题目: 将下列全部记录逐行照抄一遍，不得改动任何字符，答案中略去图片。

[版面数据集中的若干行]
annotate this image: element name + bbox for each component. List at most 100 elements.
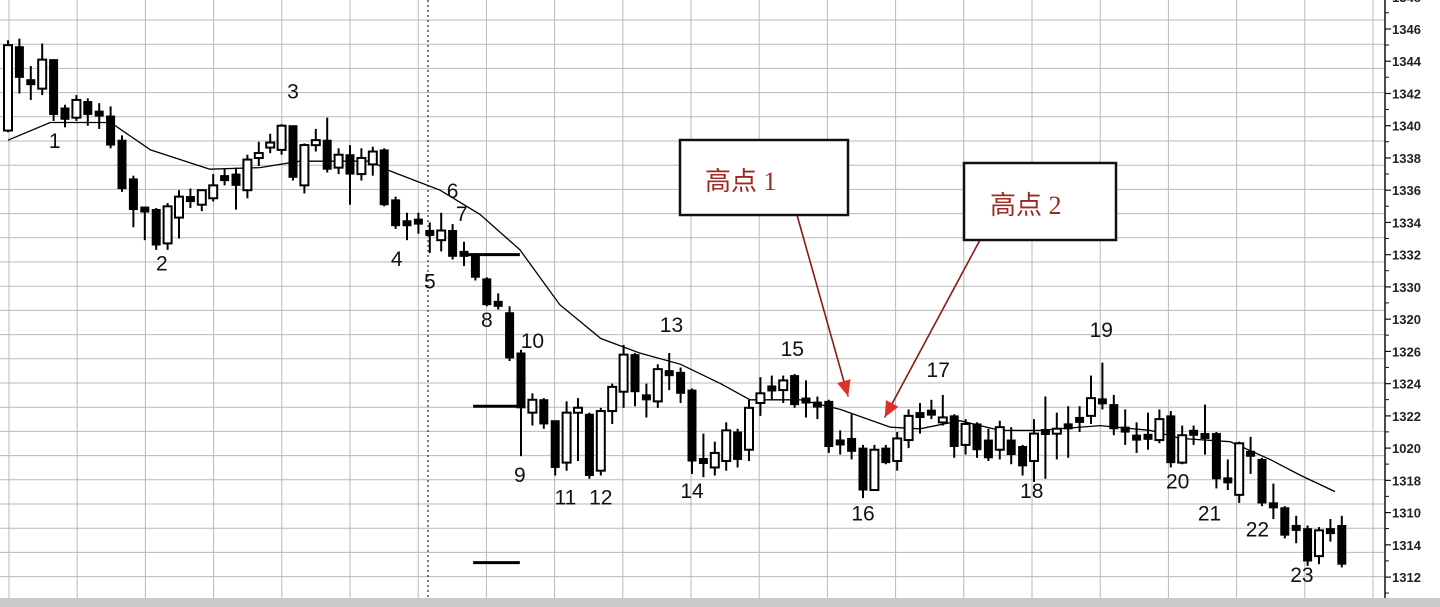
candle xyxy=(459,241,469,266)
candle-body-down xyxy=(470,254,480,278)
candle xyxy=(310,128,321,152)
callout-text-1: 高点 1 xyxy=(705,167,777,196)
candle xyxy=(1200,404,1210,455)
candle xyxy=(37,43,48,96)
candle-body-down xyxy=(345,154,355,175)
candle xyxy=(1325,519,1335,542)
candle xyxy=(915,402,925,434)
candle-body-down xyxy=(824,400,834,448)
candle-body-down xyxy=(231,173,241,186)
wave-label: 8 xyxy=(481,309,493,332)
candle-body-down xyxy=(835,439,845,446)
wave-label: 3 xyxy=(287,80,299,103)
y-tick-label: 1318 xyxy=(1392,473,1421,488)
candle-body-down xyxy=(915,412,925,419)
candle-body-down xyxy=(1143,433,1153,440)
candle xyxy=(561,401,572,471)
candle-body-up xyxy=(242,158,253,192)
wave-label: 22 xyxy=(1246,519,1269,542)
candle-body-down xyxy=(1200,433,1210,440)
candle-body-down xyxy=(983,439,993,459)
y-tick-label: 1342 xyxy=(1392,86,1421,101)
y-tick-label: 1332 xyxy=(1392,248,1421,263)
candle-body-down xyxy=(1257,458,1267,504)
y-tick-label: 1314 xyxy=(1392,538,1422,553)
candle xyxy=(71,95,82,121)
candle-body-up xyxy=(744,406,754,451)
candle xyxy=(413,212,423,234)
callout-box-2 xyxy=(962,161,1118,242)
candle xyxy=(994,420,1005,460)
candle-body-up xyxy=(721,429,732,463)
candle-body-down xyxy=(516,352,526,409)
candle xyxy=(333,148,344,175)
candle xyxy=(140,206,150,241)
wave-label: 17 xyxy=(927,359,950,382)
reference-marks xyxy=(467,253,520,565)
candle xyxy=(1234,441,1245,503)
candle-body-up xyxy=(265,141,276,149)
candle-body-down xyxy=(584,413,594,477)
candle-body-up xyxy=(3,44,13,132)
candle xyxy=(448,224,458,260)
candle xyxy=(1223,459,1233,491)
y-tick-label: 1338 xyxy=(1392,151,1421,166)
candle-body-up xyxy=(310,139,321,147)
candle xyxy=(937,394,948,426)
candle-body-down xyxy=(26,79,36,86)
candle-body-down xyxy=(220,175,230,182)
candle xyxy=(676,367,686,403)
candle xyxy=(470,253,480,281)
candle-body-down xyxy=(847,437,857,452)
y-tick-label: 1324 xyxy=(1392,377,1422,392)
candle xyxy=(778,375,789,403)
callout-box-1 xyxy=(678,138,850,217)
candle xyxy=(288,125,298,181)
candle xyxy=(1303,525,1313,566)
candle-body-up xyxy=(37,58,48,90)
candle xyxy=(242,154,253,199)
candle-body-up xyxy=(573,406,583,414)
candle xyxy=(926,399,936,420)
candle-body-down xyxy=(1291,524,1301,531)
wave-label: 10 xyxy=(521,330,544,353)
candle-body-down xyxy=(60,107,70,120)
candle-body-up xyxy=(652,368,663,403)
candle xyxy=(790,373,800,408)
wave-label: 1 xyxy=(49,130,61,153)
candle xyxy=(767,375,777,400)
candle-body-down xyxy=(151,209,161,246)
candle-body-up xyxy=(994,426,1005,451)
candle xyxy=(151,207,161,250)
wave-label: 11 xyxy=(555,486,577,509)
candle xyxy=(892,432,903,471)
candle-body-up xyxy=(367,150,378,166)
candle-body-down xyxy=(1109,404,1119,430)
candle-body-down xyxy=(493,300,503,307)
wave-label: 15 xyxy=(781,338,804,361)
candle-body-up xyxy=(253,152,264,160)
candle xyxy=(49,59,59,121)
candle-body-up xyxy=(356,156,367,176)
candle xyxy=(231,167,241,210)
candle-body-up xyxy=(1234,442,1245,496)
candle-body-down xyxy=(459,250,469,257)
y-tick-label: 1336 xyxy=(1392,183,1421,198)
candle xyxy=(128,175,138,228)
candle-body-down xyxy=(1075,416,1085,423)
candle-body-down xyxy=(83,101,93,115)
wave-label: 14 xyxy=(680,480,704,503)
candle xyxy=(162,203,173,250)
candle-body-up xyxy=(276,124,287,151)
candle-body-up xyxy=(1154,418,1165,442)
candle xyxy=(1143,412,1153,450)
candle-body-up xyxy=(595,410,606,472)
candle-body-down xyxy=(733,431,743,460)
candle xyxy=(1257,457,1267,507)
candle xyxy=(1291,515,1301,544)
candle xyxy=(1154,409,1165,444)
candle xyxy=(755,377,766,416)
candle xyxy=(1166,411,1176,468)
candle xyxy=(869,444,880,492)
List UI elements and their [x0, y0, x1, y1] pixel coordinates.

参考答案:
annotate this image: element name + bbox for each component. List at most 100 elements.
candle xyxy=(459,241,469,266)
candle-body-down xyxy=(470,254,480,278)
candle xyxy=(310,128,321,152)
callout-text-1: 高点 1 xyxy=(705,167,777,196)
candle xyxy=(1200,404,1210,455)
candle xyxy=(37,43,48,96)
candle-body-down xyxy=(345,154,355,175)
candle xyxy=(1325,519,1335,542)
candle xyxy=(915,402,925,434)
candle-body-down xyxy=(824,400,834,448)
candle-body-down xyxy=(231,173,241,186)
wave-label: 8 xyxy=(481,309,493,332)
candle-body-down xyxy=(835,439,845,446)
wave-label: 3 xyxy=(287,80,299,103)
y-tick-label: 1318 xyxy=(1392,473,1421,488)
candle-body-down xyxy=(915,412,925,419)
candle-body-down xyxy=(1143,433,1153,440)
candle xyxy=(561,401,572,471)
candle-body-up xyxy=(242,158,253,192)
wave-label: 22 xyxy=(1246,519,1269,542)
candle-body-down xyxy=(1200,433,1210,440)
candle-body-down xyxy=(983,439,993,459)
y-tick-label: 1342 xyxy=(1392,86,1421,101)
y-tick-label: 1332 xyxy=(1392,248,1421,263)
candle-body-down xyxy=(1257,458,1267,504)
y-tick-label: 1314 xyxy=(1392,538,1422,553)
candle xyxy=(71,95,82,121)
candle-body-up xyxy=(744,406,754,451)
candle xyxy=(413,212,423,234)
callout-box-2 xyxy=(962,161,1118,242)
candle xyxy=(994,420,1005,460)
candle-body-up xyxy=(721,429,732,463)
candle-body-down xyxy=(516,352,526,409)
candle xyxy=(333,148,344,175)
candle xyxy=(140,206,150,241)
wave-label: 17 xyxy=(927,359,950,382)
reference-marks xyxy=(467,253,520,565)
candle xyxy=(1234,441,1245,503)
candle-body-up xyxy=(265,141,276,149)
candle-body-down xyxy=(584,413,594,477)
candle-body-up xyxy=(3,44,13,132)
candle xyxy=(448,224,458,260)
candle xyxy=(1223,459,1233,491)
y-tick-label: 1338 xyxy=(1392,151,1421,166)
candle-body-up xyxy=(310,139,321,147)
candle xyxy=(937,394,948,426)
candle-body-down xyxy=(26,79,36,86)
candle-body-down xyxy=(220,175,230,182)
candle xyxy=(676,367,686,403)
candle xyxy=(470,253,480,281)
candle-body-down xyxy=(847,437,857,452)
y-tick-label: 1324 xyxy=(1392,377,1422,392)
candle xyxy=(778,375,789,403)
callout-box-1 xyxy=(678,138,850,217)
candle xyxy=(288,125,298,181)
candle xyxy=(1303,525,1313,566)
candle-body-up xyxy=(37,58,48,90)
candle xyxy=(242,154,253,199)
candle-body-up xyxy=(573,406,583,414)
candle xyxy=(926,399,936,420)
candle-body-down xyxy=(1291,524,1301,531)
wave-label: 10 xyxy=(521,330,544,353)
candle-body-down xyxy=(60,107,70,120)
candle-body-up xyxy=(652,368,663,403)
candle xyxy=(790,373,800,408)
wave-label: 1 xyxy=(49,130,61,153)
candle xyxy=(767,375,777,400)
candle-body-down xyxy=(151,209,161,246)
candle-body-up xyxy=(994,426,1005,451)
candle xyxy=(151,207,161,250)
wave-label: 11 xyxy=(555,486,577,509)
candle xyxy=(892,432,903,471)
candle-body-up xyxy=(367,150,378,166)
candle-body-down xyxy=(1109,404,1119,430)
candle-body-down xyxy=(493,300,503,307)
wave-label: 15 xyxy=(781,338,804,361)
candle-body-up xyxy=(253,152,264,160)
candle xyxy=(49,59,59,121)
candle-body-up xyxy=(356,156,367,176)
candle xyxy=(231,167,241,210)
candle-body-up xyxy=(1234,442,1245,496)
candle-body-down xyxy=(459,250,469,257)
y-tick-label: 1336 xyxy=(1392,183,1421,198)
candle xyxy=(128,175,138,228)
candle-body-down xyxy=(1075,416,1085,423)
candle-body-down xyxy=(83,101,93,115)
wave-label: 14 xyxy=(680,480,704,503)
candle xyxy=(162,203,173,250)
candle-body-up xyxy=(276,124,287,151)
candle-body-up xyxy=(1154,418,1165,442)
candle xyxy=(1143,412,1153,450)
candle-body-up xyxy=(595,410,606,472)
candle-body-down xyxy=(733,431,743,460)
candle xyxy=(1257,457,1267,507)
candle xyxy=(1291,515,1301,544)
candle xyxy=(1154,409,1165,444)
candle xyxy=(755,377,766,416)
candle xyxy=(1166,411,1176,468)
candle xyxy=(869,444,880,492)
List UI elements and their [x0, y0, x1, y1] pixel coordinates.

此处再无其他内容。